Stated problem 1
Repeat the passage in the book review from "WILL YOU BE" to "Love You (1994).", word for word.

Document text
WILL YOU BE MY FRIEND?

Little Nutbrown Hare ventures out into the wide world and comes back with a new companion in this sequel to Guess How Much I Love You (1994).

Big Nutbrown Hare is too busy, so after asking permission, Little Nutbrown Hare scampers off over the rolling meadow to play by himself. After discovering that neither his shadow nor his reflection make satisfactory playmates (“You’re only another me!”), Little Nutbrown comes to Cloudy Mountain…and meets “Someone real!” It’s a white bunny who introduces herself as Tipps. But a wonderful round of digging and building and chasing about reaches an unexpected end with a game of hide-and-seek, because both hares hide! After waiting a long time to be found, Little Nutbrown Hare hops on home in disappointment, wondering whether he’ll ever see Tipps again. As it turns out, it doesn’t take long to find out, since she has followed him. “Now, where on earth did she come from?” wonders Big Nutbrown. “Her name is Tipps,” Little Nutbrown proudly replies, “and she’s my friend.” Jeram’s spacious, pale-toned, naturalistic outdoor scenes create a properly idyllic setting for this cozy development in a tender child-caregiver relationship—which hasn’t lost a bit of its appealing intimacy in the more than 25 years since its first appearance. As in the first, Big Nutbrown Hare is ungendered, facilitating pleasingly flexible readings.

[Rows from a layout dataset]
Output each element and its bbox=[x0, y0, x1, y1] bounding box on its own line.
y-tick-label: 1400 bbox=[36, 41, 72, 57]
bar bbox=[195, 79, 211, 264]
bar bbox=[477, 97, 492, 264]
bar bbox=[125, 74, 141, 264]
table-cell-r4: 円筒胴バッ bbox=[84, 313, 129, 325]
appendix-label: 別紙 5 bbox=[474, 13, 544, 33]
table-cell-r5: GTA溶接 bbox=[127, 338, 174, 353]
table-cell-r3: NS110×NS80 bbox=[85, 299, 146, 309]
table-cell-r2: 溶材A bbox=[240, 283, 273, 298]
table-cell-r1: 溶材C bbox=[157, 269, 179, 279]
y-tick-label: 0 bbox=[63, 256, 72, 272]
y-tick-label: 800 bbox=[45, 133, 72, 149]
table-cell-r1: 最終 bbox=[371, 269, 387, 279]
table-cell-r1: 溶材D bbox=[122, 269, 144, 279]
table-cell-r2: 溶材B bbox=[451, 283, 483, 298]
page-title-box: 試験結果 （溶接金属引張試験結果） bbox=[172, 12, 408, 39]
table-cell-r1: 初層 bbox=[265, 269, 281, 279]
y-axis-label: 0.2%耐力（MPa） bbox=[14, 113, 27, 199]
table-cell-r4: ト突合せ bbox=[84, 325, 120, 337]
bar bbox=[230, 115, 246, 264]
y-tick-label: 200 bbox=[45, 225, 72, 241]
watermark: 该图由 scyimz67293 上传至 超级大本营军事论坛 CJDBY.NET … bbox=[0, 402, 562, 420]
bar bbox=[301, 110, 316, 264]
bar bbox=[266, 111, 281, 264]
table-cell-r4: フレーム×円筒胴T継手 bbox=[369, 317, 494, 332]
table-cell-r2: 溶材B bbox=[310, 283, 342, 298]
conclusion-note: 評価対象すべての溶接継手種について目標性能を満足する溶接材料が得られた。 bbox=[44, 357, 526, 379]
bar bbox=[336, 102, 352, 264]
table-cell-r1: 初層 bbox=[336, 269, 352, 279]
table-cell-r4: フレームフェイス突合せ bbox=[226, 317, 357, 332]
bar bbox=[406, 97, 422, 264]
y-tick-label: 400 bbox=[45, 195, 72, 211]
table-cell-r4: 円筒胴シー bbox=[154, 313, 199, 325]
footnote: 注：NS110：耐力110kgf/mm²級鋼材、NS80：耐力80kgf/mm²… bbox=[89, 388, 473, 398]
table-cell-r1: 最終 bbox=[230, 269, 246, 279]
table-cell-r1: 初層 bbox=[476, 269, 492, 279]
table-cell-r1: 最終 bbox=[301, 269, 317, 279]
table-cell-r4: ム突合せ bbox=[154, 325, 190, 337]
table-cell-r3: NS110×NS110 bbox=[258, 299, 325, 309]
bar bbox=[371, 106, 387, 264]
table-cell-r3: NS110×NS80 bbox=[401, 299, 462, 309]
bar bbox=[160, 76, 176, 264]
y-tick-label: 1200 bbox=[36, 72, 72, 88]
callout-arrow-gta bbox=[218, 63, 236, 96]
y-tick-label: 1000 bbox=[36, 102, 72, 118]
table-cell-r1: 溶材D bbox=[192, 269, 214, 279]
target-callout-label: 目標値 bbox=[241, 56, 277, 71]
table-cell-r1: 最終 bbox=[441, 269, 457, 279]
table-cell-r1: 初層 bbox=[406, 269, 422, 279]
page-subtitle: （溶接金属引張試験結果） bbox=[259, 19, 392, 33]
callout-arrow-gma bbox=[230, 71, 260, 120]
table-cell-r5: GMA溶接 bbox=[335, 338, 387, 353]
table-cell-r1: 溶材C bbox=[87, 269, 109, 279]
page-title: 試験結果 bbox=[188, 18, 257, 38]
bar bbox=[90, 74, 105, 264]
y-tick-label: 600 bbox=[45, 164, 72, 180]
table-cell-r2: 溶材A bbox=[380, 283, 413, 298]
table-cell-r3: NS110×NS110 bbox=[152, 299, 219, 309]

Stated problem 2
Reproduce the records exactly, from their first line through the line with "bar bbox=[230, 115, 246, 264]", including both.

Worked solution 1
WILL YOU BE MY FRIEND?

Little Nutbrown Hare ventures out into the wide world and comes back with a new companion in this sequel to Guess How Much I Love You (1994).

Worked solution 2
Output each element and its bbox=[x0, y0, x1, y1] bounding box on its own line.
y-tick-label: 1400 bbox=[36, 41, 72, 57]
bar bbox=[195, 79, 211, 264]
bar bbox=[477, 97, 492, 264]
bar bbox=[125, 74, 141, 264]
table-cell-r4: 円筒胴バッ bbox=[84, 313, 129, 325]
appendix-label: 別紙 5 bbox=[474, 13, 544, 33]
table-cell-r5: GTA溶接 bbox=[127, 338, 174, 353]
table-cell-r3: NS110×NS80 bbox=[85, 299, 146, 309]
table-cell-r2: 溶材A bbox=[240, 283, 273, 298]
table-cell-r1: 溶材C bbox=[157, 269, 179, 279]
y-tick-label: 0 bbox=[63, 256, 72, 272]
y-tick-label: 800 bbox=[45, 133, 72, 149]
table-cell-r1: 最終 bbox=[371, 269, 387, 279]
table-cell-r1: 溶材D bbox=[122, 269, 144, 279]
table-cell-r2: 溶材B bbox=[451, 283, 483, 298]
page-title-box: 試験結果 （溶接金属引張試験結果） bbox=[172, 12, 408, 39]
table-cell-r1: 初層 bbox=[265, 269, 281, 279]
y-axis-label: 0.2%耐力（MPa） bbox=[14, 113, 27, 199]
table-cell-r4: ト突合せ bbox=[84, 325, 120, 337]
bar bbox=[230, 115, 246, 264]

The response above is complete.